Task objective: In the material below, rewrite every line from the one containing "- Text: 5.2%: 5.2%: [842, 463, 872, 476]" down to the one containing "- FancyBboxPatch shape: [14, 522, 1392, 557]", substituting "RoundedBox" for "FancyBboxPatch" and leaving all else unchanged.

Data rows:
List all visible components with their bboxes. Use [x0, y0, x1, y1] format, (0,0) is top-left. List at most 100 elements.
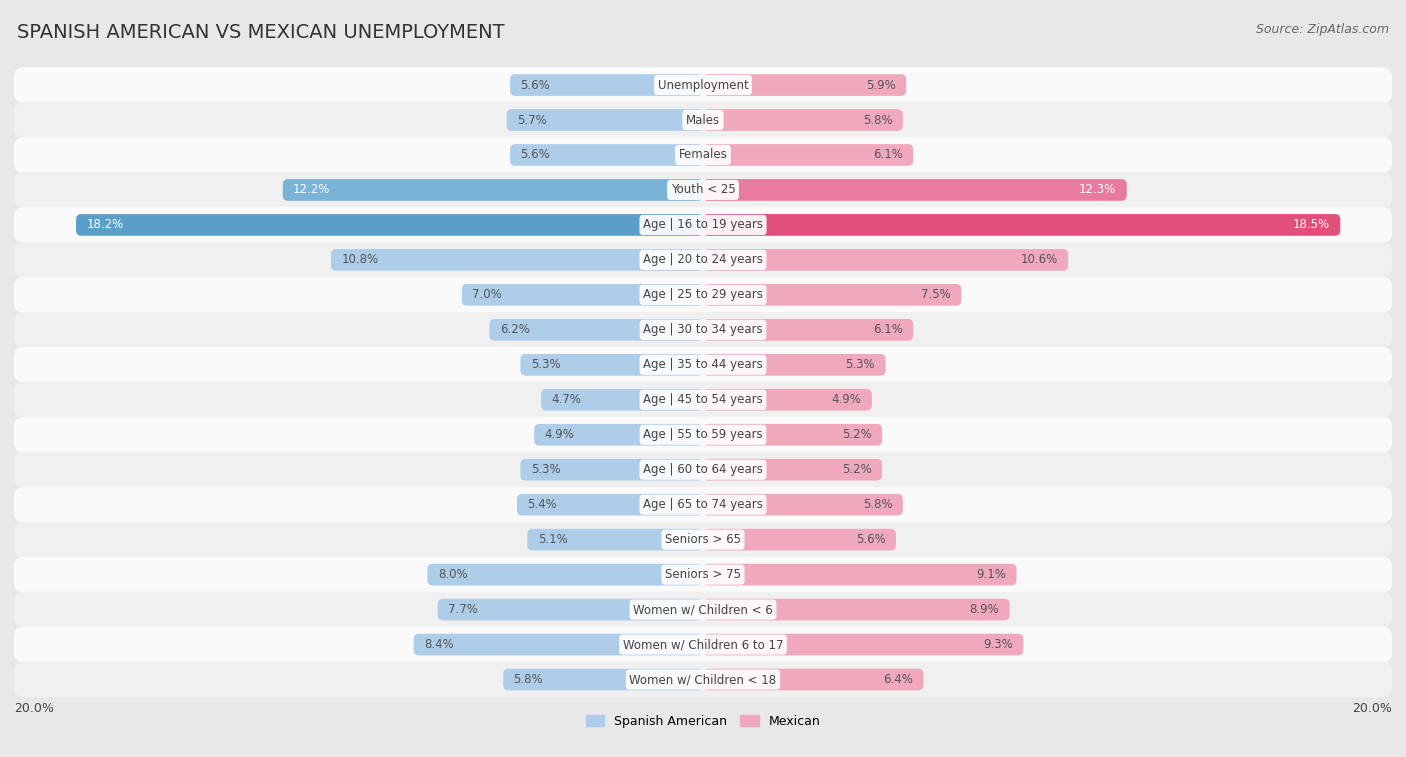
- Text: 5.2%: 5.2%: [842, 463, 872, 476]
- Text: 20.0%: 20.0%: [14, 702, 53, 715]
- FancyBboxPatch shape: [703, 529, 896, 550]
- FancyBboxPatch shape: [14, 312, 1392, 347]
- Text: Age | 25 to 29 years: Age | 25 to 29 years: [643, 288, 763, 301]
- FancyBboxPatch shape: [489, 319, 703, 341]
- Text: Age | 65 to 74 years: Age | 65 to 74 years: [643, 498, 763, 511]
- FancyBboxPatch shape: [14, 522, 1392, 557]
- Text: Age | 60 to 64 years: Age | 60 to 64 years: [643, 463, 763, 476]
- Text: 9.1%: 9.1%: [976, 568, 1007, 581]
- Text: 10.8%: 10.8%: [342, 254, 378, 266]
- FancyBboxPatch shape: [14, 452, 1392, 488]
- Text: Age | 30 to 34 years: Age | 30 to 34 years: [643, 323, 763, 336]
- Text: Source: ZipAtlas.com: Source: ZipAtlas.com: [1256, 23, 1389, 36]
- FancyBboxPatch shape: [703, 74, 907, 96]
- FancyBboxPatch shape: [14, 137, 1392, 173]
- Text: 7.0%: 7.0%: [472, 288, 502, 301]
- FancyBboxPatch shape: [14, 347, 1392, 382]
- Text: 5.1%: 5.1%: [537, 533, 568, 546]
- Text: 6.2%: 6.2%: [499, 323, 530, 336]
- FancyBboxPatch shape: [527, 529, 703, 550]
- FancyBboxPatch shape: [14, 102, 1392, 138]
- FancyBboxPatch shape: [510, 144, 703, 166]
- Text: 7.7%: 7.7%: [449, 603, 478, 616]
- Text: Age | 16 to 19 years: Age | 16 to 19 years: [643, 219, 763, 232]
- Text: 5.8%: 5.8%: [863, 498, 893, 511]
- Text: 6.4%: 6.4%: [883, 673, 912, 686]
- Text: 18.2%: 18.2%: [86, 219, 124, 232]
- Text: Males: Males: [686, 114, 720, 126]
- Text: Women w/ Children < 6: Women w/ Children < 6: [633, 603, 773, 616]
- FancyBboxPatch shape: [534, 424, 703, 446]
- Text: Unemployment: Unemployment: [658, 79, 748, 92]
- FancyBboxPatch shape: [14, 172, 1392, 207]
- Text: 12.2%: 12.2%: [292, 183, 330, 197]
- Text: 4.9%: 4.9%: [831, 394, 862, 407]
- Text: 18.5%: 18.5%: [1292, 219, 1330, 232]
- Text: Seniors > 65: Seniors > 65: [665, 533, 741, 546]
- Text: Women w/ Children 6 to 17: Women w/ Children 6 to 17: [623, 638, 783, 651]
- Text: 5.3%: 5.3%: [531, 463, 561, 476]
- Text: Youth < 25: Youth < 25: [671, 183, 735, 197]
- Text: Age | 20 to 24 years: Age | 20 to 24 years: [643, 254, 763, 266]
- Text: 6.1%: 6.1%: [873, 148, 903, 161]
- Text: Women w/ Children < 18: Women w/ Children < 18: [630, 673, 776, 686]
- FancyBboxPatch shape: [76, 214, 703, 235]
- Text: 6.1%: 6.1%: [873, 323, 903, 336]
- FancyBboxPatch shape: [503, 668, 703, 690]
- FancyBboxPatch shape: [703, 214, 1340, 235]
- FancyBboxPatch shape: [14, 487, 1392, 522]
- Text: 12.3%: 12.3%: [1080, 183, 1116, 197]
- FancyBboxPatch shape: [283, 179, 703, 201]
- Text: 9.3%: 9.3%: [983, 638, 1012, 651]
- FancyBboxPatch shape: [510, 74, 703, 96]
- FancyBboxPatch shape: [703, 668, 924, 690]
- Text: 5.4%: 5.4%: [527, 498, 557, 511]
- FancyBboxPatch shape: [703, 109, 903, 131]
- Text: 8.0%: 8.0%: [437, 568, 467, 581]
- Text: SPANISH AMERICAN VS MEXICAN UNEMPLOYMENT: SPANISH AMERICAN VS MEXICAN UNEMPLOYMENT: [17, 23, 505, 42]
- FancyBboxPatch shape: [703, 284, 962, 306]
- Text: 8.4%: 8.4%: [425, 638, 454, 651]
- FancyBboxPatch shape: [14, 417, 1392, 453]
- FancyBboxPatch shape: [520, 354, 703, 375]
- FancyBboxPatch shape: [703, 389, 872, 410]
- FancyBboxPatch shape: [703, 354, 886, 375]
- FancyBboxPatch shape: [703, 424, 882, 446]
- FancyBboxPatch shape: [520, 459, 703, 481]
- FancyBboxPatch shape: [14, 67, 1392, 103]
- FancyBboxPatch shape: [14, 207, 1392, 243]
- Text: 5.8%: 5.8%: [863, 114, 893, 126]
- FancyBboxPatch shape: [14, 382, 1392, 418]
- Text: Age | 45 to 54 years: Age | 45 to 54 years: [643, 394, 763, 407]
- FancyBboxPatch shape: [14, 557, 1392, 593]
- Text: 10.6%: 10.6%: [1021, 254, 1057, 266]
- FancyBboxPatch shape: [541, 389, 703, 410]
- Text: 5.6%: 5.6%: [856, 533, 886, 546]
- Text: 5.3%: 5.3%: [531, 358, 561, 371]
- Text: 5.6%: 5.6%: [520, 79, 550, 92]
- FancyBboxPatch shape: [703, 599, 1010, 621]
- Text: 5.7%: 5.7%: [517, 114, 547, 126]
- FancyBboxPatch shape: [703, 319, 912, 341]
- FancyBboxPatch shape: [703, 459, 882, 481]
- Text: 5.8%: 5.8%: [513, 673, 543, 686]
- Text: Age | 35 to 44 years: Age | 35 to 44 years: [643, 358, 763, 371]
- Text: Seniors > 75: Seniors > 75: [665, 568, 741, 581]
- FancyBboxPatch shape: [517, 494, 703, 516]
- FancyBboxPatch shape: [703, 179, 1126, 201]
- Text: 7.5%: 7.5%: [921, 288, 950, 301]
- FancyBboxPatch shape: [14, 592, 1392, 628]
- Legend: Spanish American, Mexican: Spanish American, Mexican: [581, 710, 825, 733]
- FancyBboxPatch shape: [703, 249, 1069, 271]
- Text: 5.2%: 5.2%: [842, 428, 872, 441]
- Text: 5.6%: 5.6%: [520, 148, 550, 161]
- FancyBboxPatch shape: [413, 634, 703, 656]
- FancyBboxPatch shape: [14, 662, 1392, 697]
- FancyBboxPatch shape: [437, 599, 703, 621]
- Text: 20.0%: 20.0%: [1353, 702, 1392, 715]
- Text: 8.9%: 8.9%: [970, 603, 1000, 616]
- FancyBboxPatch shape: [703, 144, 912, 166]
- Text: Age | 55 to 59 years: Age | 55 to 59 years: [643, 428, 763, 441]
- FancyBboxPatch shape: [506, 109, 703, 131]
- FancyBboxPatch shape: [14, 242, 1392, 278]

Written answer:
- Text: 5.2%: 5.2%: [842, 463, 872, 476]
- Text: 20.0%: 20.0%: [14, 702, 53, 715]
- RoundedBox shape: [703, 529, 896, 550]
- RoundedBox shape: [14, 312, 1392, 347]
- Text: Age | 25 to 29 years: Age | 25 to 29 years: [643, 288, 763, 301]
- RoundedBox shape: [489, 319, 703, 341]
- Text: Age | 65 to 74 years: Age | 65 to 74 years: [643, 498, 763, 511]
- RoundedBox shape: [14, 522, 1392, 557]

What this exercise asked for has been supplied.